>> BEGIN Supplied data

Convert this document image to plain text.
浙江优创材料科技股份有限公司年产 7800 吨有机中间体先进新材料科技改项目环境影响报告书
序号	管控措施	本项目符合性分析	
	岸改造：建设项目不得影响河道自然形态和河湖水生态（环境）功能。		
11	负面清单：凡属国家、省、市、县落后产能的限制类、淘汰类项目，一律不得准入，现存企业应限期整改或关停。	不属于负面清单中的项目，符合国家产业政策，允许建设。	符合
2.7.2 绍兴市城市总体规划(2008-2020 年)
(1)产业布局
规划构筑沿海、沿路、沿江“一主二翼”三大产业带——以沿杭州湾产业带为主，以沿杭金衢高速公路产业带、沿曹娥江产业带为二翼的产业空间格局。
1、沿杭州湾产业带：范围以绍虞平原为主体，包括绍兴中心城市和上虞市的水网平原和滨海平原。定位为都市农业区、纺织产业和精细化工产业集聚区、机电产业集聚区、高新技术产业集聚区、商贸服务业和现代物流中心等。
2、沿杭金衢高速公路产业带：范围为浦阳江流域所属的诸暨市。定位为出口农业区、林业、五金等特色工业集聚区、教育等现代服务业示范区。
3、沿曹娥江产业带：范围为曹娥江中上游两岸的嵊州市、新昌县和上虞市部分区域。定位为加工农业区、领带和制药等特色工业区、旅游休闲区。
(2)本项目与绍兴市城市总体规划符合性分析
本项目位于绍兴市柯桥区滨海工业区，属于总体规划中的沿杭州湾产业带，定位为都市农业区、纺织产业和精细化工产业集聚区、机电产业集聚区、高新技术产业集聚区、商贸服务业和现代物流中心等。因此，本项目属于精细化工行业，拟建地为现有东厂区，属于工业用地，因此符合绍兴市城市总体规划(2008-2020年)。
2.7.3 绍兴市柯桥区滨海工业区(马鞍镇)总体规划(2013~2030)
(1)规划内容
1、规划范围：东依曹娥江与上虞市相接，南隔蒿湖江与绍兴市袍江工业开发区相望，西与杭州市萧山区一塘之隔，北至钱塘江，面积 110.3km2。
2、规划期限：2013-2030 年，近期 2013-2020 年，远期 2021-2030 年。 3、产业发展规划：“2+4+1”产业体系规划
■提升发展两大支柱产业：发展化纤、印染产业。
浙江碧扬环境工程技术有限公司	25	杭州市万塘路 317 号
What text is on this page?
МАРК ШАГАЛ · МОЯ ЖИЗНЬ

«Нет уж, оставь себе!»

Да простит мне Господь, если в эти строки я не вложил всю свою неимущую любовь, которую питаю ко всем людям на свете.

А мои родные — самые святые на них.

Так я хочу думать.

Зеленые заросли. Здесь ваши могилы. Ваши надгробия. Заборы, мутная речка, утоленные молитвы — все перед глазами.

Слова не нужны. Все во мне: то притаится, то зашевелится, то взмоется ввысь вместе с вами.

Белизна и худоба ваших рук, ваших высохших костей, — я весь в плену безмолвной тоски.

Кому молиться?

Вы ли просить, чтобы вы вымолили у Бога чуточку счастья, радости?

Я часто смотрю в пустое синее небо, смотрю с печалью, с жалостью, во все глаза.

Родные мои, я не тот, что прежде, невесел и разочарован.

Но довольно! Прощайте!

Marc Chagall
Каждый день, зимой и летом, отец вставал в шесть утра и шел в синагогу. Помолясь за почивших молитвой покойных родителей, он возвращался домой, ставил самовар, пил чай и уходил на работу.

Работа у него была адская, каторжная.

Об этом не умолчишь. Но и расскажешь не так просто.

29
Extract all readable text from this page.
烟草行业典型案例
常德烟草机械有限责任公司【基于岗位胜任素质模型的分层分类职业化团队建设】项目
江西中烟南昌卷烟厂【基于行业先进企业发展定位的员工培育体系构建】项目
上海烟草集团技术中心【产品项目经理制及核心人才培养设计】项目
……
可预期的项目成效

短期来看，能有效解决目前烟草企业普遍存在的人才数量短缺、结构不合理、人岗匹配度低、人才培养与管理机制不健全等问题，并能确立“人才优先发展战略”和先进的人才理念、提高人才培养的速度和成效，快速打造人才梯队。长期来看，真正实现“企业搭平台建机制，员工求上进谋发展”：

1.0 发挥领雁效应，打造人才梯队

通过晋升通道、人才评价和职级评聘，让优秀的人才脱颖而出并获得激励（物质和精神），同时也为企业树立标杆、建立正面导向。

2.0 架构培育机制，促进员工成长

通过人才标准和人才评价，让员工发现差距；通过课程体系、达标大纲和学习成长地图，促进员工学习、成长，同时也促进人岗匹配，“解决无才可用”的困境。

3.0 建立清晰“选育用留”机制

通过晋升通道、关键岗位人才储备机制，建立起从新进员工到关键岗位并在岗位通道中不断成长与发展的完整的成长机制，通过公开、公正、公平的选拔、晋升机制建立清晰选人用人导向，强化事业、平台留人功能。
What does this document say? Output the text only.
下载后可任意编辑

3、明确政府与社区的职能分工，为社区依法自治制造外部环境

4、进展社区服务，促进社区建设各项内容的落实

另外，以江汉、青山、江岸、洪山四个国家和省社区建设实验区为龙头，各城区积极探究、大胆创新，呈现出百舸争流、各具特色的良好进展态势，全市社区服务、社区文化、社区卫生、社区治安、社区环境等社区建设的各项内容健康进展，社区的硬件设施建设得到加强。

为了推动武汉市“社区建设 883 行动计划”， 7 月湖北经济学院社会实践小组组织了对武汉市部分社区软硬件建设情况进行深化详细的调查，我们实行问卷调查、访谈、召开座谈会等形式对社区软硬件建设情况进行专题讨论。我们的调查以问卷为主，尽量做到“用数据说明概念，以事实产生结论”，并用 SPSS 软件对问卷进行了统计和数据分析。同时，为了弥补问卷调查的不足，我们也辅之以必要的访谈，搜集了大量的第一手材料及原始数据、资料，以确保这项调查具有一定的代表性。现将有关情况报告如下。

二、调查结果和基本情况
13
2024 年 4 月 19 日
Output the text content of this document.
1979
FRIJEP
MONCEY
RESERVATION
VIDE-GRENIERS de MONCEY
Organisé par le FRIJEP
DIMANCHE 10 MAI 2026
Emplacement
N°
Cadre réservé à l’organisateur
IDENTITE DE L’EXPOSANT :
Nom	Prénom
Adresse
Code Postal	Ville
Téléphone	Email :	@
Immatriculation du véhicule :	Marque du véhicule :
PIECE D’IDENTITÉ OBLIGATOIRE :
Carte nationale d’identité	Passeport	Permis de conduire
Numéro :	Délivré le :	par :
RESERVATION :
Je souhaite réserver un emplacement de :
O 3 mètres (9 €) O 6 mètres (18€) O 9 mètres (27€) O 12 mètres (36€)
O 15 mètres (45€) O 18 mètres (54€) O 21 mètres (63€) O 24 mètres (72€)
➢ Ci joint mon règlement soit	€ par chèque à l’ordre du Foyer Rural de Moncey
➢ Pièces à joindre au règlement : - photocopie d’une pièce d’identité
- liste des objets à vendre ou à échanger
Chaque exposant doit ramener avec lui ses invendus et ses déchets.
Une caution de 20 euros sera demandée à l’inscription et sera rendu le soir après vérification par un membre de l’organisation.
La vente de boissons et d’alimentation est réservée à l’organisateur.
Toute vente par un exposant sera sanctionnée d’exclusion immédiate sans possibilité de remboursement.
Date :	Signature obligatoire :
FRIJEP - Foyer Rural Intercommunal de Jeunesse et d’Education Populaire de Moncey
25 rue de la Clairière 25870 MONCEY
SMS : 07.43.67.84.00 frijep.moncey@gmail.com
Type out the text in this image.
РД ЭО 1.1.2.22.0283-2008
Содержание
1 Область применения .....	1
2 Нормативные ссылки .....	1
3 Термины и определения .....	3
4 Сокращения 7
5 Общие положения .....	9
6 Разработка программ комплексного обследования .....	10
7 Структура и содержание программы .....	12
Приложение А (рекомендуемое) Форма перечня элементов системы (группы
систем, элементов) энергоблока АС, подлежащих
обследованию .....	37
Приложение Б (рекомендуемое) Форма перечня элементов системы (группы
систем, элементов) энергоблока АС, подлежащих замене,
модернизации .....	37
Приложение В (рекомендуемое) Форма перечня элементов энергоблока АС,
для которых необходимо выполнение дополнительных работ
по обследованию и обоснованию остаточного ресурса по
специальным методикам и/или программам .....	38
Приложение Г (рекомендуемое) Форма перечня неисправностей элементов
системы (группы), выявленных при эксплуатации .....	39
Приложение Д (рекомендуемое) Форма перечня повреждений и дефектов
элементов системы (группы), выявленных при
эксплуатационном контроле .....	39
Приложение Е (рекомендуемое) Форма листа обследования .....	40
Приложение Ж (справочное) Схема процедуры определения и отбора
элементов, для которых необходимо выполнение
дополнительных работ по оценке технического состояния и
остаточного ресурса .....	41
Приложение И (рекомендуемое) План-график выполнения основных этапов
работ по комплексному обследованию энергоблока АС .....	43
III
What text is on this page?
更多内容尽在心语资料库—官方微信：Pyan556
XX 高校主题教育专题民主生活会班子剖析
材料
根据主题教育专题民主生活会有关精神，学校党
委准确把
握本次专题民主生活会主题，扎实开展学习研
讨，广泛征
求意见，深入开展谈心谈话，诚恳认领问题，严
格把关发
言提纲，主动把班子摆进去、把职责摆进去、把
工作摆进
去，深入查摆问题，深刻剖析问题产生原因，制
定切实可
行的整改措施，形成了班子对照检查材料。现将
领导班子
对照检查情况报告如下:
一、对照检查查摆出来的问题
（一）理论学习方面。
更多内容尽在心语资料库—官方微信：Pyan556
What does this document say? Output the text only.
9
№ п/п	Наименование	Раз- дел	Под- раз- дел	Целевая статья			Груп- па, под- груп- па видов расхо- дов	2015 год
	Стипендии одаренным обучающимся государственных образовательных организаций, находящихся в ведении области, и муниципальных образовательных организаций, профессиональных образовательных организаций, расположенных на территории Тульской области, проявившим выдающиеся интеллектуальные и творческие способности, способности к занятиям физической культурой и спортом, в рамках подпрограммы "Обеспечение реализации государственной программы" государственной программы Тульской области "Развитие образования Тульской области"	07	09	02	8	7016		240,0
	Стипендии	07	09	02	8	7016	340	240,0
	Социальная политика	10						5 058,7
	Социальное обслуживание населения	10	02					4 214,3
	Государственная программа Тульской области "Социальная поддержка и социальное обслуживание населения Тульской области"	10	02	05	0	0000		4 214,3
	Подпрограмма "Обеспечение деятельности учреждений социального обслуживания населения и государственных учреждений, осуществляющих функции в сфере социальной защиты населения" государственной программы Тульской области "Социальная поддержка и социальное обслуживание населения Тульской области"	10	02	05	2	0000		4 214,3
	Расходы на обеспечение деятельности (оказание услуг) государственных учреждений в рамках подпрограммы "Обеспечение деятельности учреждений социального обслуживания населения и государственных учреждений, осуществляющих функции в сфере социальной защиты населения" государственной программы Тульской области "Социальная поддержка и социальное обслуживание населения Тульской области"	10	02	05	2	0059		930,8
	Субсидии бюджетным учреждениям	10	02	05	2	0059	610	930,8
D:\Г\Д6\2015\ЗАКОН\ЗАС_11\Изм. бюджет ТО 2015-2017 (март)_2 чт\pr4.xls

>> END Supplied data

**Exercise task**: Search the entries for the string "Форма" and collect each line that has it.

**Finished exercise**:
Приложение А (рекомендуемое) Форма перечня элементов системы (группы
Приложение Б (рекомендуемое) Форма перечня элементов системы (группы
Приложение В (рекомендуемое) Форма перечня элементов энергоблока АС,
Приложение Г (рекомендуемое) Форма перечня неисправностей элементов
Приложение Д (рекомендуемое) Форма перечня повреждений и дефектов
Приложение Е (рекомендуемое) Форма листа обследования .....	40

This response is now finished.